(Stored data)

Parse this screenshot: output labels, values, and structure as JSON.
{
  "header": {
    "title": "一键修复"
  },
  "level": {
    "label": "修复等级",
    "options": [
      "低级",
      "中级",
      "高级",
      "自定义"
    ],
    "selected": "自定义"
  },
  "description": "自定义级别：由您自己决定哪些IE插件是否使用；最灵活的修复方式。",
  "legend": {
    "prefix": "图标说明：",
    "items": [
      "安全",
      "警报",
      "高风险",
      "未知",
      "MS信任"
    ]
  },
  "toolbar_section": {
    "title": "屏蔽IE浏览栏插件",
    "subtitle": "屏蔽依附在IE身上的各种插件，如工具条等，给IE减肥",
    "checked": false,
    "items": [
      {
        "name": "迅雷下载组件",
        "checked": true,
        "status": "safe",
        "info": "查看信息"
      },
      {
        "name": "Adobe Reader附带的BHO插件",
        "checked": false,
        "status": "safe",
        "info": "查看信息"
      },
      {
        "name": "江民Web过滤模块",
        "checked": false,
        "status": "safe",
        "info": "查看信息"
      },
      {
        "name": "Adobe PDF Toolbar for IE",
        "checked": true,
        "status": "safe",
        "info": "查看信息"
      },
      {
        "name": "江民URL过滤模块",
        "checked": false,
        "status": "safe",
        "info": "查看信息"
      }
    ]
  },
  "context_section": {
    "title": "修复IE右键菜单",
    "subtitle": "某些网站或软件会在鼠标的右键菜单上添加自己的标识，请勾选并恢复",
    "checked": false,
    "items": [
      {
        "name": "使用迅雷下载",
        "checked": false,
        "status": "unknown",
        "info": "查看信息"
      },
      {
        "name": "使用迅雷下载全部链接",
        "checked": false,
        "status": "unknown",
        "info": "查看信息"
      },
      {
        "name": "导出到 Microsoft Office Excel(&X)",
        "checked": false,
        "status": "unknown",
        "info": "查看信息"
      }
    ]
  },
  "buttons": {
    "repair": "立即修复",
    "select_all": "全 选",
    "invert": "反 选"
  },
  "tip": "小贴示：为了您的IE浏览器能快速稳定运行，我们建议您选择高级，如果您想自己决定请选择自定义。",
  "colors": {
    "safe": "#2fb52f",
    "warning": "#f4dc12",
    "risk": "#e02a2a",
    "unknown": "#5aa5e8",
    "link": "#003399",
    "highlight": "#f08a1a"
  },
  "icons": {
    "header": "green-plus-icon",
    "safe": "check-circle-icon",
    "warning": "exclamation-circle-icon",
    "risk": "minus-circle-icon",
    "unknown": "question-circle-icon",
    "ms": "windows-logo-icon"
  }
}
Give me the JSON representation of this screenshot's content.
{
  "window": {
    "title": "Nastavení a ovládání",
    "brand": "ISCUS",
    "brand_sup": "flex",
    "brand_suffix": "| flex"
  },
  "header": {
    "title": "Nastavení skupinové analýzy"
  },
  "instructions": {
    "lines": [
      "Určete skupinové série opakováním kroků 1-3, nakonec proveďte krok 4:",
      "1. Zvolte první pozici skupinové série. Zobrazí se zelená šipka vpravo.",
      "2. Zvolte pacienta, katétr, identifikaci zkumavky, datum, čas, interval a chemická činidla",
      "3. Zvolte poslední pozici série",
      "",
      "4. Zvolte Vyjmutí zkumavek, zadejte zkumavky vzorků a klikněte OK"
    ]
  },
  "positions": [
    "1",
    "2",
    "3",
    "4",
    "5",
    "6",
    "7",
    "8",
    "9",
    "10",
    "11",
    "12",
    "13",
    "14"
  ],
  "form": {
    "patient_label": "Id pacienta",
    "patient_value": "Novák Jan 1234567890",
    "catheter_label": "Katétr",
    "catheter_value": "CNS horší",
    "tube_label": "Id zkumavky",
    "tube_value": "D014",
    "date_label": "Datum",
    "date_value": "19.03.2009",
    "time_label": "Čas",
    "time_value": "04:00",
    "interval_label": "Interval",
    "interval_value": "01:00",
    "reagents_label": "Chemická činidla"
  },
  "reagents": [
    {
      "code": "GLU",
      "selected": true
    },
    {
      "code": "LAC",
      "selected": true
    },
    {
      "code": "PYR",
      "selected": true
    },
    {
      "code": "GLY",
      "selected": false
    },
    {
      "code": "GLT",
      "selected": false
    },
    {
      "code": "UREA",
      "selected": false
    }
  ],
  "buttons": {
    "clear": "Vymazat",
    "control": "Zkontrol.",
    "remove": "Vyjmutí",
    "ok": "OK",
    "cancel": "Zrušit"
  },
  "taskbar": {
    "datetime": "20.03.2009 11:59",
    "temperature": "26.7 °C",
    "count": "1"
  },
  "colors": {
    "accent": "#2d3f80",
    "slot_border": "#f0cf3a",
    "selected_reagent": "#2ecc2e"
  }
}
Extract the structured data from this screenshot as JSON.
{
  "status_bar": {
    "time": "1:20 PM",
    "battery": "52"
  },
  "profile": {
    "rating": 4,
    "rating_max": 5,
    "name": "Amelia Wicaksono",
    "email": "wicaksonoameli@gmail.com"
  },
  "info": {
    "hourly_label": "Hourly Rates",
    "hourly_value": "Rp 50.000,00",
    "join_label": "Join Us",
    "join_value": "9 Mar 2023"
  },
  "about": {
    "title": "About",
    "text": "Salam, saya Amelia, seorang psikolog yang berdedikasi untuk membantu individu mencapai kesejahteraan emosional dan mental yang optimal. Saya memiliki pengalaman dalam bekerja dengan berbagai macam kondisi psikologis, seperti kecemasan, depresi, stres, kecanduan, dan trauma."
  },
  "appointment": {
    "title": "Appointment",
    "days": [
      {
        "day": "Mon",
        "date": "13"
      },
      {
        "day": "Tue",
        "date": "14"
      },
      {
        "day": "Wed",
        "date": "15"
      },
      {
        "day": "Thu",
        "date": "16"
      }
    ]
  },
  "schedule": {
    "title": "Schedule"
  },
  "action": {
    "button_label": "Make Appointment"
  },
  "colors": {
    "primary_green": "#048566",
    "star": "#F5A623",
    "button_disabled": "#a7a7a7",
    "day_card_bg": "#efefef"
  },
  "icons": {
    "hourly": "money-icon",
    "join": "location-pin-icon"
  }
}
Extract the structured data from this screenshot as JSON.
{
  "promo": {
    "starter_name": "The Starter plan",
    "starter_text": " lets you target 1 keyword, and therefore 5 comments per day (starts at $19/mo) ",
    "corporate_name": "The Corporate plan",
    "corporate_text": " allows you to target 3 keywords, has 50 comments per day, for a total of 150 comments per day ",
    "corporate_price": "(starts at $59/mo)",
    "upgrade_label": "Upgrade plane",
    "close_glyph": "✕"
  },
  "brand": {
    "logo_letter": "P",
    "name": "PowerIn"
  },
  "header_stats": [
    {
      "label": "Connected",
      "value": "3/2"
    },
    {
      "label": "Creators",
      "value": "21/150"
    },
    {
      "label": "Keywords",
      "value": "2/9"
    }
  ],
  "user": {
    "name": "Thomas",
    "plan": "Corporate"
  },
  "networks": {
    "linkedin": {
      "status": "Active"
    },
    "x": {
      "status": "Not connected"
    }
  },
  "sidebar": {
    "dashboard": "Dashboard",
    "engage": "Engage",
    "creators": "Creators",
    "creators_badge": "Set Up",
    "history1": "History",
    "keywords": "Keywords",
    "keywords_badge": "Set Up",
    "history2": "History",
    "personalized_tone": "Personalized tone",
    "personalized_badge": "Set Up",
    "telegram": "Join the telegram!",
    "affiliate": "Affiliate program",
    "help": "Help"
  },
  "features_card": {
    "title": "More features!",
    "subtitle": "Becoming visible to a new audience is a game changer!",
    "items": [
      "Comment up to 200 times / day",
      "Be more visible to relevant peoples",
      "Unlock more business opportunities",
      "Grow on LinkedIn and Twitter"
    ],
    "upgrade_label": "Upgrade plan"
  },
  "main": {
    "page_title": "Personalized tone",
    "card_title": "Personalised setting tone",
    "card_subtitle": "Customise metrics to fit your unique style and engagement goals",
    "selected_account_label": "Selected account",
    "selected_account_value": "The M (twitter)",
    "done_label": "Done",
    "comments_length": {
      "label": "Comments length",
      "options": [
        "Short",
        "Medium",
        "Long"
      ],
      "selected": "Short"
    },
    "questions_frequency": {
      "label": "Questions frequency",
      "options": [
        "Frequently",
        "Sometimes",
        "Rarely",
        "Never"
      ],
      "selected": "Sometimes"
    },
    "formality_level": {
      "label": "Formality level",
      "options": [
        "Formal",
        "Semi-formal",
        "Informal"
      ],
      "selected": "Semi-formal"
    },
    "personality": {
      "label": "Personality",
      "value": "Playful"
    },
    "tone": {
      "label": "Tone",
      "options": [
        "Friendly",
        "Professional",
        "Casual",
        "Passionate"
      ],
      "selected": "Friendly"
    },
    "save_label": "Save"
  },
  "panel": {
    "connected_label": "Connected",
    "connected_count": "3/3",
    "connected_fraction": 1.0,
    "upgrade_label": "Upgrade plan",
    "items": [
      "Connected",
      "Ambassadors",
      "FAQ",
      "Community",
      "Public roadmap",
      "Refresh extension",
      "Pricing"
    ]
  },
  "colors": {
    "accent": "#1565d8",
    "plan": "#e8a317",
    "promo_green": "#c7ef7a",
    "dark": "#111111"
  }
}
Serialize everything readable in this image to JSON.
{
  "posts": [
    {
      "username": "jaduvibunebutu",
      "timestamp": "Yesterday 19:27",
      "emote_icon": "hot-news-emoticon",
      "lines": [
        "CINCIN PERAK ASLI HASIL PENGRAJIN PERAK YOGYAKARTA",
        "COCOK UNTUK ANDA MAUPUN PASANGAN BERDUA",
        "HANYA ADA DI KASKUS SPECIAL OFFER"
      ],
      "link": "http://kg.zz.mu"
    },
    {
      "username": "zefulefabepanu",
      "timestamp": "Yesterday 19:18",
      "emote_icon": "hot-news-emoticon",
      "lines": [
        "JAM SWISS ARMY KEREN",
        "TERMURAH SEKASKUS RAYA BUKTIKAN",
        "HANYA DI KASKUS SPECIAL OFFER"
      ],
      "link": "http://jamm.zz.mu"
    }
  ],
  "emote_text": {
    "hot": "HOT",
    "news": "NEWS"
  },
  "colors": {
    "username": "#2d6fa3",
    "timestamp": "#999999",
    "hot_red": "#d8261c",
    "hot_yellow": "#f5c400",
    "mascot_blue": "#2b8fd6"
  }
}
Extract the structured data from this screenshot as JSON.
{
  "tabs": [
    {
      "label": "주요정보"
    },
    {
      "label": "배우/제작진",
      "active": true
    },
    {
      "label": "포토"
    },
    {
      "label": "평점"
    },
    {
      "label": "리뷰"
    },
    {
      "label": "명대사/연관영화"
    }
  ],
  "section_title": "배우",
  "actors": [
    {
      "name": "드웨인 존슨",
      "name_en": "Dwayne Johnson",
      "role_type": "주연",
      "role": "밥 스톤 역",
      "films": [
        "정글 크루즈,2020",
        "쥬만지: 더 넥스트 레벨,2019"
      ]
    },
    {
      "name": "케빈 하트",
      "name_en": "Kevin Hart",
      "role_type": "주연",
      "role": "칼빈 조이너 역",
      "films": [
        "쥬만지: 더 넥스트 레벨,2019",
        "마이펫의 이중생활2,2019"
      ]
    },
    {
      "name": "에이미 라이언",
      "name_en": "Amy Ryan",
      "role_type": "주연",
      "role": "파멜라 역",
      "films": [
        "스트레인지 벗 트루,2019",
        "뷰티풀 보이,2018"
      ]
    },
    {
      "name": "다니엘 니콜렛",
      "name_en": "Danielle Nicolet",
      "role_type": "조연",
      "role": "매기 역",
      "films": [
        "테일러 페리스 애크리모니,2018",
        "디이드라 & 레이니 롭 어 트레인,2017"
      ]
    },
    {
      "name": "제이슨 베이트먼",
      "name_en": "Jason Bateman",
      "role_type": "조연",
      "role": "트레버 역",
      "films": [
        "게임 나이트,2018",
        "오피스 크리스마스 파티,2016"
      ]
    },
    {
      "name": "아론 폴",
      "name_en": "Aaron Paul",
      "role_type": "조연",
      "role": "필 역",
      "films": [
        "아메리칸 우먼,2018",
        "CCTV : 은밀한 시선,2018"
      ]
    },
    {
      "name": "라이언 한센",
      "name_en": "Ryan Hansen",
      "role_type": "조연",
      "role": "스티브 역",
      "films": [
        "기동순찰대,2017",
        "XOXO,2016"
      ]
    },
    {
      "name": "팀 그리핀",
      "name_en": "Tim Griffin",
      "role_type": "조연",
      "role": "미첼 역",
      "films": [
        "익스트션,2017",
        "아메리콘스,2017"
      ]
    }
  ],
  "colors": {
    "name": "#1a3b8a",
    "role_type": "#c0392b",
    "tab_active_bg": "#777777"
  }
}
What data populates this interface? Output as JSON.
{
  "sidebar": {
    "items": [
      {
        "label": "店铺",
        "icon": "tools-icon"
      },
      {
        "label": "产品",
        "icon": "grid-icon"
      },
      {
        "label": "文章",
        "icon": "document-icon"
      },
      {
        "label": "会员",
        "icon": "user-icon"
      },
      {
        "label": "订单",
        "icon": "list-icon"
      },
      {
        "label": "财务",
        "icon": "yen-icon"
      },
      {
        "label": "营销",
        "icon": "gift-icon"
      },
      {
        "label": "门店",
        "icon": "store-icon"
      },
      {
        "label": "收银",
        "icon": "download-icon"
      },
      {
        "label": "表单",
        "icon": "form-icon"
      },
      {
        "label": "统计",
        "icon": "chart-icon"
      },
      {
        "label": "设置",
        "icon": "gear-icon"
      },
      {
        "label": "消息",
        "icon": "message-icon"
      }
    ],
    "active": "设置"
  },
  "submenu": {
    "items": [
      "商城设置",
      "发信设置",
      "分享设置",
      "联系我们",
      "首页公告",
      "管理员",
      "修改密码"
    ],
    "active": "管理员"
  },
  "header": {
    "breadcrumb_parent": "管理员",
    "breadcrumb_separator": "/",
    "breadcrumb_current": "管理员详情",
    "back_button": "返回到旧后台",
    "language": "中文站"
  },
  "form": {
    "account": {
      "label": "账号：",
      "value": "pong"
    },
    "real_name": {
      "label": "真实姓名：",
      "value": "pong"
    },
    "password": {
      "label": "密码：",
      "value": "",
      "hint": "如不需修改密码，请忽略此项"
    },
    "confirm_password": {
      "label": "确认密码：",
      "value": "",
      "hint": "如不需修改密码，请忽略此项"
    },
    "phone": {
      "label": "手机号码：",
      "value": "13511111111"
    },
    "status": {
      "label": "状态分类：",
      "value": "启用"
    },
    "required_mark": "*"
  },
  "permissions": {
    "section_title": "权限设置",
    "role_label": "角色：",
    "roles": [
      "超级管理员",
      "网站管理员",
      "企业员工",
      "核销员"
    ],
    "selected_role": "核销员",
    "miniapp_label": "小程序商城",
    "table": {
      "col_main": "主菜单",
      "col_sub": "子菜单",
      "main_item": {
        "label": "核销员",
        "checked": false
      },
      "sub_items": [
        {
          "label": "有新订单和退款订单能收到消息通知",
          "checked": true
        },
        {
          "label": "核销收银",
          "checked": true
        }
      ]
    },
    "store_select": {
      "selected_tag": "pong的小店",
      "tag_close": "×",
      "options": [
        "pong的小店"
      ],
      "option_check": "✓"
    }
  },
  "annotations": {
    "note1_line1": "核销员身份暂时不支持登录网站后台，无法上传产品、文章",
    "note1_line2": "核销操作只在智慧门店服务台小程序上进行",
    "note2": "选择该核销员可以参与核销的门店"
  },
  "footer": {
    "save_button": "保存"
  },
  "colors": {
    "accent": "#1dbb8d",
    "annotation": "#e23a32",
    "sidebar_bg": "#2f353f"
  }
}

• [WHAT TO PRODUCE]: Using the material above, report each line where "zkumavky" occurs.

• [THE ANSWER]:
      "2. Zvolte pacienta, katétr, identifikaci zkumavky, datum, čas, interval a chemická činidla",
      "4. Zvolte Vyjmutí zkumavek, zadejte zkumavky vzorků a klikněte OK"
    "tube_label": "Id zkumavky",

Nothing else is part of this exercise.